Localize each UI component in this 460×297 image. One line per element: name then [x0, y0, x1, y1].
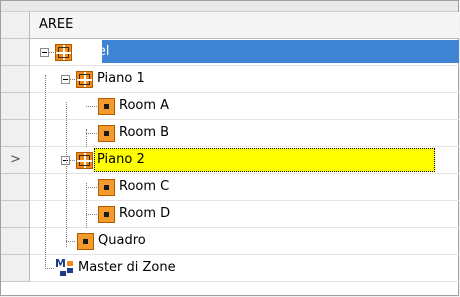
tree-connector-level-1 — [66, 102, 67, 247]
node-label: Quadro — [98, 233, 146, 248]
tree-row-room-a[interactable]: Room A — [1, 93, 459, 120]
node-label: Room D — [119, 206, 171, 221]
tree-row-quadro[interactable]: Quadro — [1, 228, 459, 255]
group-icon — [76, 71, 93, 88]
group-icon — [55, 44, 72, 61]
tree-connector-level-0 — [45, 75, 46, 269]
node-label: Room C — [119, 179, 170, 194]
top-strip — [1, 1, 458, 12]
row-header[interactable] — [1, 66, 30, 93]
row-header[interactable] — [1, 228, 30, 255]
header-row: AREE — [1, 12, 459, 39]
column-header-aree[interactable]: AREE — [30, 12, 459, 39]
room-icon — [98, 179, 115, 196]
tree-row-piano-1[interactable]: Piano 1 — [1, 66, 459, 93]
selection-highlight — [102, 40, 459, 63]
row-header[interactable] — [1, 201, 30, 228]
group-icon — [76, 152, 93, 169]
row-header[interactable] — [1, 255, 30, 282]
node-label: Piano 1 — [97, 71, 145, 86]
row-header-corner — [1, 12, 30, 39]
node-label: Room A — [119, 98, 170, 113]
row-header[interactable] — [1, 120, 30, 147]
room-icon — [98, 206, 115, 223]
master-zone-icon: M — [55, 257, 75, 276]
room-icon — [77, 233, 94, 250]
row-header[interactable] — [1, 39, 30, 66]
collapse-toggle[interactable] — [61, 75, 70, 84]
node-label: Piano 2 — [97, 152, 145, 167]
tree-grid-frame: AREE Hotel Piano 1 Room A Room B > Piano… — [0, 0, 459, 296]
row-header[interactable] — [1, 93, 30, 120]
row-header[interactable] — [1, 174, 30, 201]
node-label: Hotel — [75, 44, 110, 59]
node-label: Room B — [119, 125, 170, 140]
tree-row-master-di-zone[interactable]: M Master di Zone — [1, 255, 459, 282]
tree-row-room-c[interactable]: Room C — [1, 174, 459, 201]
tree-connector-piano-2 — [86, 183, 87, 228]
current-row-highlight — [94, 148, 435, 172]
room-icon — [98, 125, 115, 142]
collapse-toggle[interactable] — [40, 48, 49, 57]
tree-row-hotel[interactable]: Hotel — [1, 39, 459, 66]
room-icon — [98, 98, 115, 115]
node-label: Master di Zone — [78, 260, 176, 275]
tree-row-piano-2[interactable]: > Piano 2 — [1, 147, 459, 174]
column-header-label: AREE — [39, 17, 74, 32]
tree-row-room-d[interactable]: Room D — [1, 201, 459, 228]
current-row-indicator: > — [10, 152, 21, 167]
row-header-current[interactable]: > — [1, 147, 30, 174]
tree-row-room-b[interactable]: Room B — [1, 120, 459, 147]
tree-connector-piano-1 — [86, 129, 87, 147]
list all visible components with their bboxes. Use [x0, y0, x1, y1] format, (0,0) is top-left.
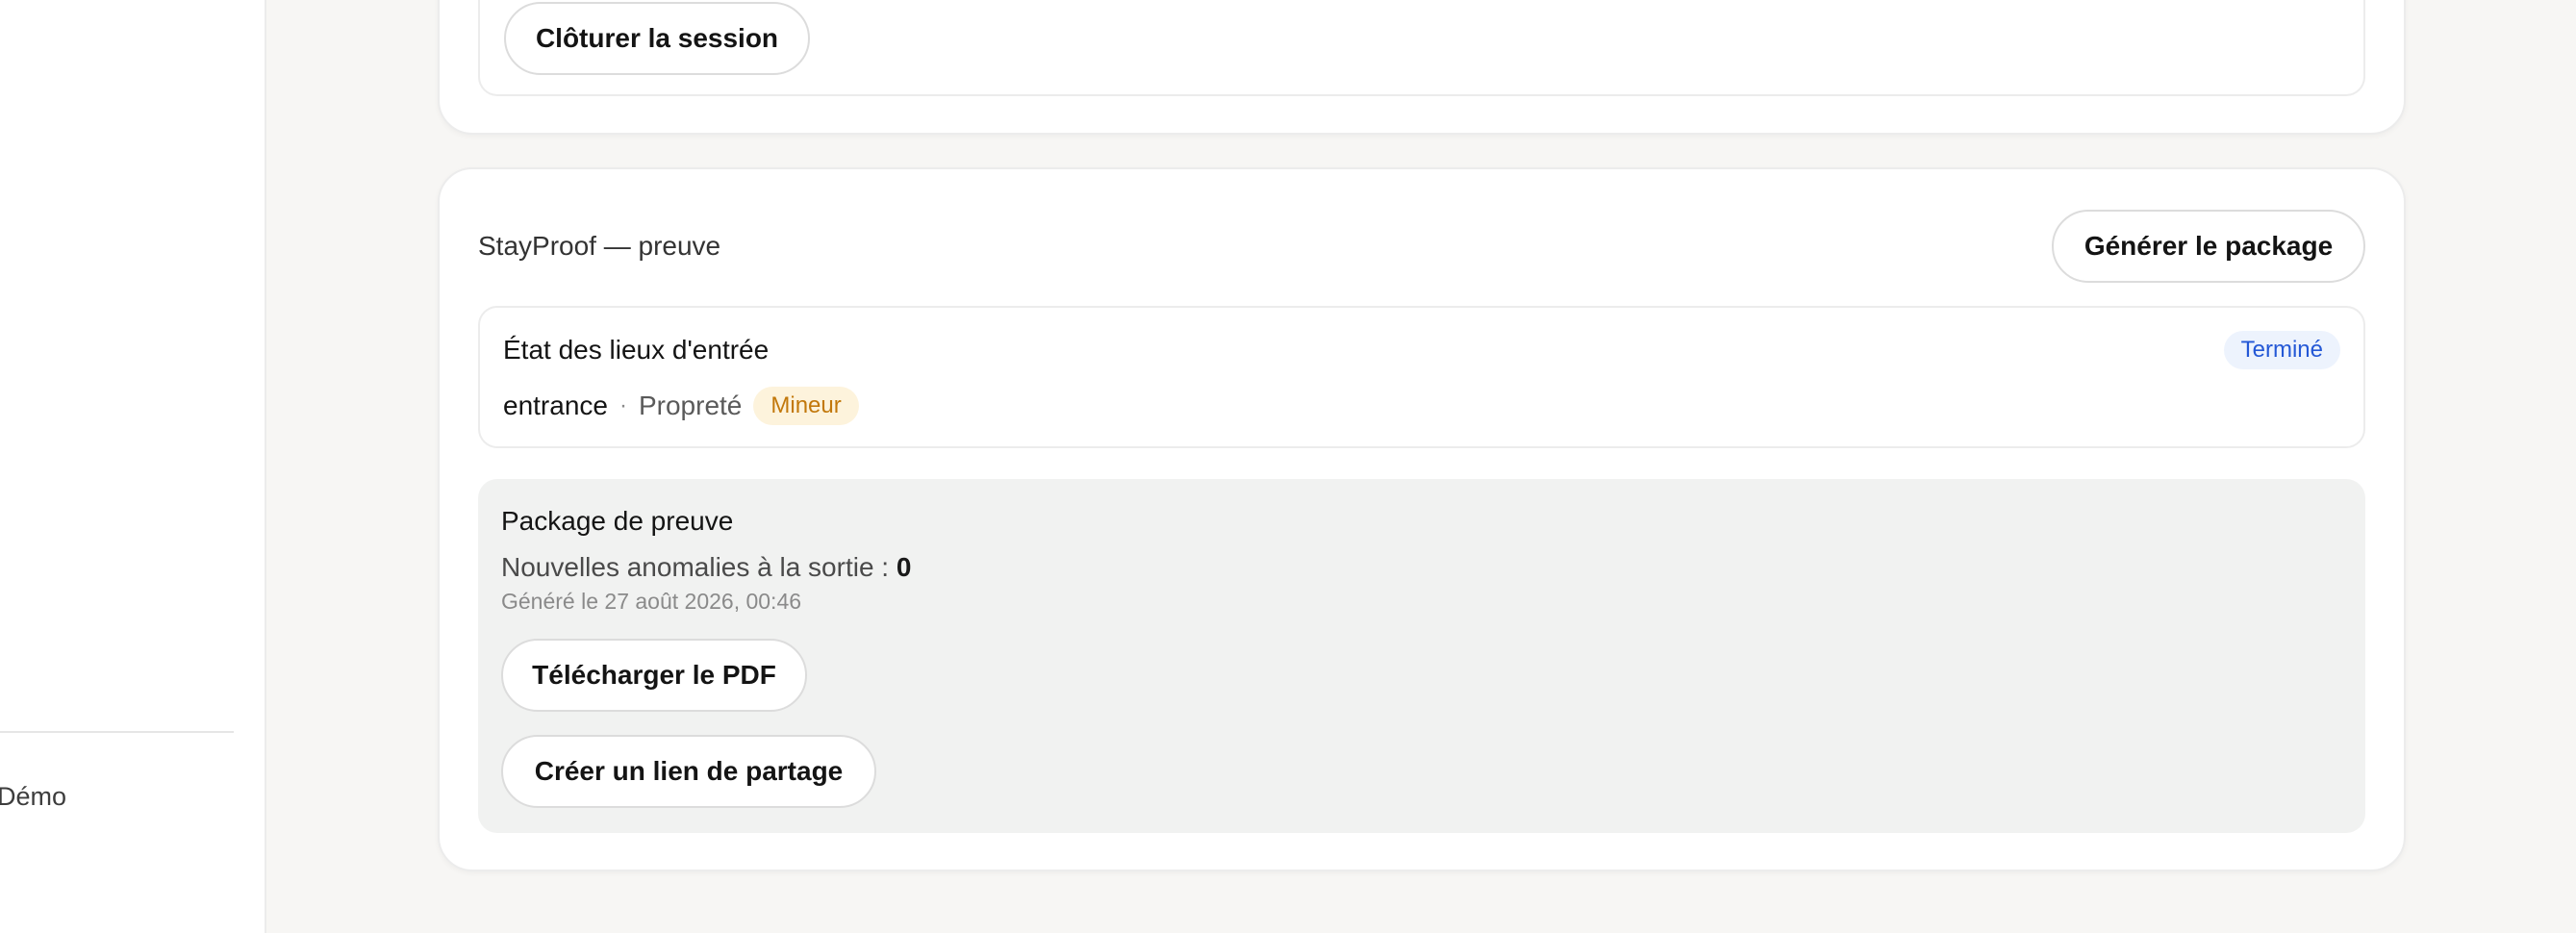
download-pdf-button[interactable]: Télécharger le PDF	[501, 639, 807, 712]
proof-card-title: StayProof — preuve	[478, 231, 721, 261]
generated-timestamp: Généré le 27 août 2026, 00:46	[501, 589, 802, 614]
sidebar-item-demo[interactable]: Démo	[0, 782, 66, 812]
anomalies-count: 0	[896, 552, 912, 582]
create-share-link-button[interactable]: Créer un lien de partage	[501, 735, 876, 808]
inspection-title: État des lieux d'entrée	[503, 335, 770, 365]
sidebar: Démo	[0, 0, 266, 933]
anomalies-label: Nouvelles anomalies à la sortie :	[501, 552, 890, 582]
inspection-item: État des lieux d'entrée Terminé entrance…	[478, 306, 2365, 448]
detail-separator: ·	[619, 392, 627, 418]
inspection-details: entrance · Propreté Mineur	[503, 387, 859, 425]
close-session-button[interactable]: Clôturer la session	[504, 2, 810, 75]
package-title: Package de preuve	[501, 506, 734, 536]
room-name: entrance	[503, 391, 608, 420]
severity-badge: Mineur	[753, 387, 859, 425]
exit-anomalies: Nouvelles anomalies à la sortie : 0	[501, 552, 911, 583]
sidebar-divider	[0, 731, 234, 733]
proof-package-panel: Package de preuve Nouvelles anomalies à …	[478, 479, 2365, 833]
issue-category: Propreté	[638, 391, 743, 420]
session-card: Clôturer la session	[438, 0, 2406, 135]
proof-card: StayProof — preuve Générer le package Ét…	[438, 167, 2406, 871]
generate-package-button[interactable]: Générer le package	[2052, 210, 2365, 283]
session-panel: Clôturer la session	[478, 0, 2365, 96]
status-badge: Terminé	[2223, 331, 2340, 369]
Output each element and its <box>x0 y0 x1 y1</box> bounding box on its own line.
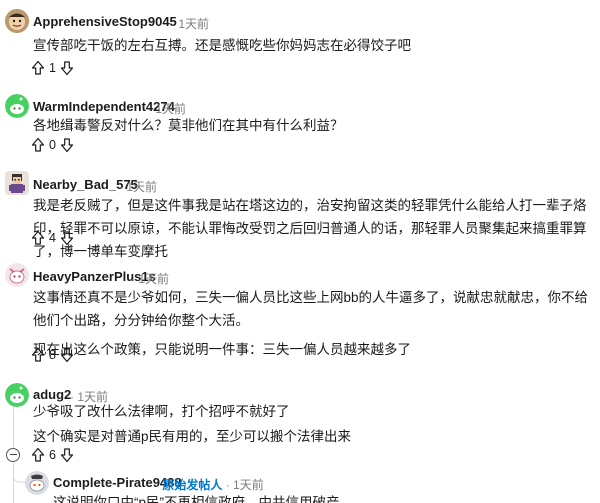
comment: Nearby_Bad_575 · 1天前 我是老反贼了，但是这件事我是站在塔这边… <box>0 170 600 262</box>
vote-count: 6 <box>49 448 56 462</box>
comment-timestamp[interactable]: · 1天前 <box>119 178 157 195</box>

______________________________

- Instructions to follow -
Render the lines of all the entries above as a Markdown table with two columns, Number and Text. Number the non-blank lines in order, skip blank lines, and leave out the pictures.

- Output for this exercise -
| Number | Text |
|---|---|
| 1 | Localize each UI component in this 460×297 image. One line per element: name then [x0, y0, x1, y1]. |
| 2 | tree-connector-level-1 — [66, 102, 67, 247] |
| 3 | node-label: Quadro — [98, 233, 146, 248] |
| 4 | tree-row-room-a[interactable]: Room A — [1, 93, 459, 120] |
| 5 | node-label: Room D — [119, 206, 171, 221] |
| 6 | tree-row-quadro[interactable]: Quadro — [1, 228, 459, 255] |
| 7 | group-icon — [76, 71, 93, 88] |
| 8 | group-icon — [55, 44, 72, 61] |
| 9 | tree-connector-level-0 — [45, 75, 46, 269] |
| 10 | node-label: Room C — [119, 179, 170, 194] |
| 11 | top-strip — [1, 1, 458, 12] |
| 12 | row-header[interactable] — [1, 66, 30, 93] |
| 13 | row-header[interactable] — [1, 228, 30, 255] |
| 14 | header-row: AREE — [1, 12, 459, 39] |
| 15 | column-header-aree[interactable]: AREE — [30, 12, 459, 39] |
| 16 | room-icon — [98, 179, 115, 196] |
| 17 | tree-row-piano-1[interactable]: Piano 1 — [1, 66, 459, 93] |
| 18 | selection-highlight — [102, 40, 459, 63] |
| 19 | row-header[interactable] — [1, 201, 30, 228] |
| 20 | group-icon — [76, 152, 93, 169] |
| 21 | row-header[interactable] — [1, 255, 30, 282] |
| 22 | node-label: Piano 1 — [97, 71, 145, 86] |
| 23 | row-header-corner — [1, 12, 30, 39] |
| 24 | node-label: Room A — [119, 98, 170, 113] |
| 25 | row-header[interactable] — [1, 120, 30, 147] |
| 26 | room-icon — [98, 206, 115, 223] |
| 27 | master-zone-icon: M — [55, 257, 75, 276] |
| 28 | room-icon — [77, 233, 94, 250] |
| 29 | row-header[interactable] — [1, 39, 30, 66] |
| 30 | collapse-toggle[interactable] — [61, 75, 70, 84] |
| 31 | node-label: Piano 2 — [97, 152, 145, 167] |
| 32 | tree-grid-frame: AREE Hotel Piano 1 Room A Room B > Piano… — [0, 0, 459, 296] |
| 33 | row-header[interactable] — [1, 93, 30, 120] |
| 34 | row-header[interactable] — [1, 174, 30, 201] |
| 35 | node-label: Hotel — [75, 44, 110, 59] |
| 36 | node-label: Room B — [119, 125, 170, 140] |
| 37 | tree-row-master-di-zone[interactable]: M Master di Zone — [1, 255, 459, 282] |
| 38 | tree-row-room-c[interactable]: Room C — [1, 174, 459, 201] |
| 39 | tree-connector-piano-2 — [86, 183, 87, 228] |
| 40 | current-row-highlight — [94, 148, 435, 172] |
| 41 | room-icon — [98, 125, 115, 142] |
| 42 | collapse-toggle[interactable] — [40, 48, 49, 57] |
| 43 | tree-row-hotel[interactable]: Hotel — [1, 39, 459, 66] |
| 44 | room-icon — [98, 98, 115, 115] |
| 45 | node-label: Master di Zone — [78, 260, 176, 275] |
| 46 | tree-row-piano-2[interactable]: > Piano 2 — [1, 147, 459, 174] |
| 47 | column-header-label: AREE — [39, 17, 74, 32] |
| 48 | tree-row-room-d[interactable]: Room D — [1, 201, 459, 228] |
| 49 | current-row-indicator: > — [10, 152, 21, 167] |
| 50 | row-header-current[interactable]: > — [1, 147, 30, 174] |
| 51 | tree-row-room-b[interactable]: Room B — [1, 120, 459, 147] |
| 52 | tree-connector-piano-1 — [86, 129, 87, 147] |
| 53 | list all visible components with their bboxes. Use [x0, y0, x1, y1] format, (0,0) is top-left. |
| 54 | download-pdf-button[interactable]: Télécharger le PDF	[501, 639, 807, 712] |
| 55 | proof-card-title: StayProof — preuve	[478, 231, 721, 261] |
| 56 | generated-timestamp: Généré le 27 août 2026, 00:46	[501, 589, 802, 614] |
| 57 | sidebar-item-demo[interactable]: Démo	[0, 782, 66, 812] |
| 58 | anomalies-count: 0	[896, 552, 912, 582] |
| 59 | create-share-link-button[interactable]: Créer un lien de partage	[501, 735, 876, 808] |
| 60 | inspection-title: État des lieux d'entrée	[503, 335, 770, 365] |
| 61 | sidebar: Démo	[0, 0, 266, 933] |
| 62 | anomalies-label: Nouvelles anomalies à la sortie :	[501, 552, 890, 582] |
| 63 | inspection-item: État des lieux d'entrée Terminé entrance…	[478, 306, 2365, 448] |
| 64 | detail-separator: ·	[619, 392, 627, 418] |
| 65 | inspection-details: entrance · Propreté Mineur	[503, 387, 859, 425] |
| 66 | close-session-button[interactable]: Clôturer la session	[504, 2, 810, 75] |
| 67 | package-title: Package de preuve	[501, 506, 734, 536] |
| 68 | room-name: entrance	[503, 391, 608, 420] |
| 69 | severity-badge: Mineur	[753, 387, 859, 425] |
| 70 | exit-anomalies: Nouvelles anomalies à la sortie : 0	[501, 552, 911, 583] |
| 71 | sidebar-divider	[0, 731, 234, 733] |
| 72 | proof-package-panel: Package de preuve Nouvelles anomalies à …	[478, 479, 2365, 833] |
| 73 | issue-category: Propreté	[638, 391, 743, 420] |
| 74 | session-card: Clôturer la session	[438, 0, 2406, 135] |
| 75 | proof-card: StayProof — preuve Générer le package Ét…	[438, 167, 2406, 871] |
| 76 | generate-package-button[interactable]: Générer le package	[2052, 210, 2365, 283] |
| 77 | session-panel: Clôturer la session	[478, 0, 2365, 96] |
| 78 | status-badge: Terminé	[2223, 331, 2340, 369] |
| 79 | Output each element and its <box>x0 y0 x1 y1</box> bounding box on its own line. |
| 80 | comment: Nearby_Bad_575 · 1天前 我是老反贼了，但是这件事我是站在塔这边… <box>0 170 600 262</box> |
| 81 | vote-count: 6 <box>49 448 56 462</box> |
| 82 | comment-timestamp[interactable]: · 1天前 <box>119 178 157 195</box> |